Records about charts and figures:

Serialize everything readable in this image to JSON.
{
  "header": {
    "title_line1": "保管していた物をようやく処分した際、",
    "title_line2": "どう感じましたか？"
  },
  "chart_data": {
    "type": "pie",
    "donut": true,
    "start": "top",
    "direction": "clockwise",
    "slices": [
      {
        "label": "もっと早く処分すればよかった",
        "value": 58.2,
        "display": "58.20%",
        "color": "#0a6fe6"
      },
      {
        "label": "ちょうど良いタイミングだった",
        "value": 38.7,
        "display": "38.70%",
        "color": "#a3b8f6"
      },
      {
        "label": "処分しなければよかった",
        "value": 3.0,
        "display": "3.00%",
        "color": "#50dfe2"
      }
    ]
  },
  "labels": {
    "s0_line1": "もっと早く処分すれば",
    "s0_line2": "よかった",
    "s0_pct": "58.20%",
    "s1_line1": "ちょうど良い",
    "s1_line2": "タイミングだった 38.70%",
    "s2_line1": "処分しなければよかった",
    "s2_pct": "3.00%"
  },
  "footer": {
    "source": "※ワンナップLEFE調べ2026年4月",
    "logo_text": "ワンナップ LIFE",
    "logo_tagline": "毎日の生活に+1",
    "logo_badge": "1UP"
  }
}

WHAT YOU WILL DO:
Retype the material above, line by line, exactly.

TASK ANSWER:
Serialize everything readable in this image to JSON.
{
  "header": {
    "title_line1": "保管していた物をようやく処分した際、",
    "title_line2": "どう感じましたか？"
  },
  "chart_data": {
    "type": "pie",
    "donut": true,
    "start": "top",
    "direction": "clockwise",
    "slices": [
      {
        "label": "もっと早く処分すればよかった",
        "value": 58.2,
        "display": "58.20%",
        "color": "#0a6fe6"
      },
      {
        "label": "ちょうど良いタイミングだった",
        "value": 38.7,
        "display": "38.70%",
        "color": "#a3b8f6"
      },
      {
        "label": "処分しなければよかった",
        "value": 3.0,
        "display": "3.00%",
        "color": "#50dfe2"
      }
    ]
  },
  "labels": {
    "s0_line1": "もっと早く処分すれば",
    "s0_line2": "よかった",
    "s0_pct": "58.20%",
    "s1_line1": "ちょうど良い",
    "s1_line2": "タイミングだった 38.70%",
    "s2_line1": "処分しなければよかった",
    "s2_pct": "3.00%"
  },
  "footer": {
    "source": "※ワンナップLEFE調べ2026年4月",
    "logo_text": "ワンナップ LIFE",
    "logo_tagline": "毎日の生活に+1",
    "logo_badge": "1UP"
  }
}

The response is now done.